Objective:
Output the lines that follow exactly as they are.

Records supplied:
+===+
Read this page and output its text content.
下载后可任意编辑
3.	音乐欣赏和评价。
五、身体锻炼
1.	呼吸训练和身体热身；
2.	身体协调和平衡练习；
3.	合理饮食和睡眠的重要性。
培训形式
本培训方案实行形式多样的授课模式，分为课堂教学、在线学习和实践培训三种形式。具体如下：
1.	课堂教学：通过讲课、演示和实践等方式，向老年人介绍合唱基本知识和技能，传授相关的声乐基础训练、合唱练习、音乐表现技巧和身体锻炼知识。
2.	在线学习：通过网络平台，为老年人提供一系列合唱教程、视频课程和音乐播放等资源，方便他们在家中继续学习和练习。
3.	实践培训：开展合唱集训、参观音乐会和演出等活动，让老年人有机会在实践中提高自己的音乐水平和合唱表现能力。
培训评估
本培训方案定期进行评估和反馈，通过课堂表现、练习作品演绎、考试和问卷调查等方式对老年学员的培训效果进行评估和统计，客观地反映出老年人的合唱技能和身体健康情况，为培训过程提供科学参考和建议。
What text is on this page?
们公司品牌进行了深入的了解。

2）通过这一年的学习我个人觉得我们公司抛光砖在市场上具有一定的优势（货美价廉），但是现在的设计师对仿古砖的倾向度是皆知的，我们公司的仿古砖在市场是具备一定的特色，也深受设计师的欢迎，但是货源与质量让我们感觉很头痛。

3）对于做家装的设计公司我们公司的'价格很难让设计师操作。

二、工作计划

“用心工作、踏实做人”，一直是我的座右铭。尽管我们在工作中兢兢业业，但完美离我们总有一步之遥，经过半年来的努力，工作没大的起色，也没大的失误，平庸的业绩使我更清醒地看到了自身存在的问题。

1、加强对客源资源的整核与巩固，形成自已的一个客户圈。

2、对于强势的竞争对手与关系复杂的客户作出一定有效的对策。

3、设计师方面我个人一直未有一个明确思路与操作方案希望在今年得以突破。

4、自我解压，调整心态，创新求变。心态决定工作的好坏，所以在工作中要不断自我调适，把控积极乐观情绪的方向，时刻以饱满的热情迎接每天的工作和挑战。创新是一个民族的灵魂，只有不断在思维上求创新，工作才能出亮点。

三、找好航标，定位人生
+===+
Solution:
Read this page and output its text content.
下载后可任意编辑
3.	音乐欣赏和评价。
五、身体锻炼
1.	呼吸训练和身体热身；
2.	身体协调和平衡练习；
3.	合理饮食和睡眠的重要性。
培训形式
本培训方案实行形式多样的授课模式，分为课堂教学、在线学习和实践培训三种形式。具体如下：
1.	课堂教学：通过讲课、演示和实践等方式，向老年人介绍合唱基本知识和技能，传授相关的声乐基础训练、合唱练习、音乐表现技巧和身体锻炼知识。
2.	在线学习：通过网络平台，为老年人提供一系列合唱教程、视频课程和音乐播放等资源，方便他们在家中继续学习和练习。
3.	实践培训：开展合唱集训、参观音乐会和演出等活动，让老年人有机会在实践中提高自己的音乐水平和合唱表现能力。
培训评估
本培训方案定期进行评估和反馈，通过课堂表现、练习作品演绎、考试和问卷调查等方式对老年学员的培训效果进行评估和统计，客观地反映出老年人的合唱技能和身体健康情况，为培训过程提供科学参考和建议。
What text is on this page?
们公司品牌进行了深入的了解。

2）通过这一年的学习我个人觉得我们公司抛光砖在市场上具有一定的优势（货美价廉），但是现在的设计师对仿古砖的倾向度是皆知的，我们公司的仿古砖在市场是具备一定的特色，也深受设计师的欢迎，但是货源与质量让我们感觉很头痛。

3）对于做家装的设计公司我们公司的'价格很难让设计师操作。

二、工作计划

“用心工作、踏实做人”，一直是我的座右铭。尽管我们在工作中兢兢业业，但完美离我们总有一步之遥，经过半年来的努力，工作没大的起色，也没大的失误，平庸的业绩使我更清醒地看到了自身存在的问题。

1、加强对客源资源的整核与巩固，形成自已的一个客户圈。

2、对于强势的竞争对手与关系复杂的客户作出一定有效的对策。

3、设计师方面我个人一直未有一个明确思路与操作方案希望在今年得以突破。

4、自我解压，调整心态，创新求变。心态决定工作的好坏，所以在工作中要不断自我调适，把控积极乐观情绪的方向，时刻以饱满的热情迎接每天的工作和挑战。创新是一个民族的灵魂，只有不断在思维上求创新，工作才能出亮点。

三、找好航标，定位人生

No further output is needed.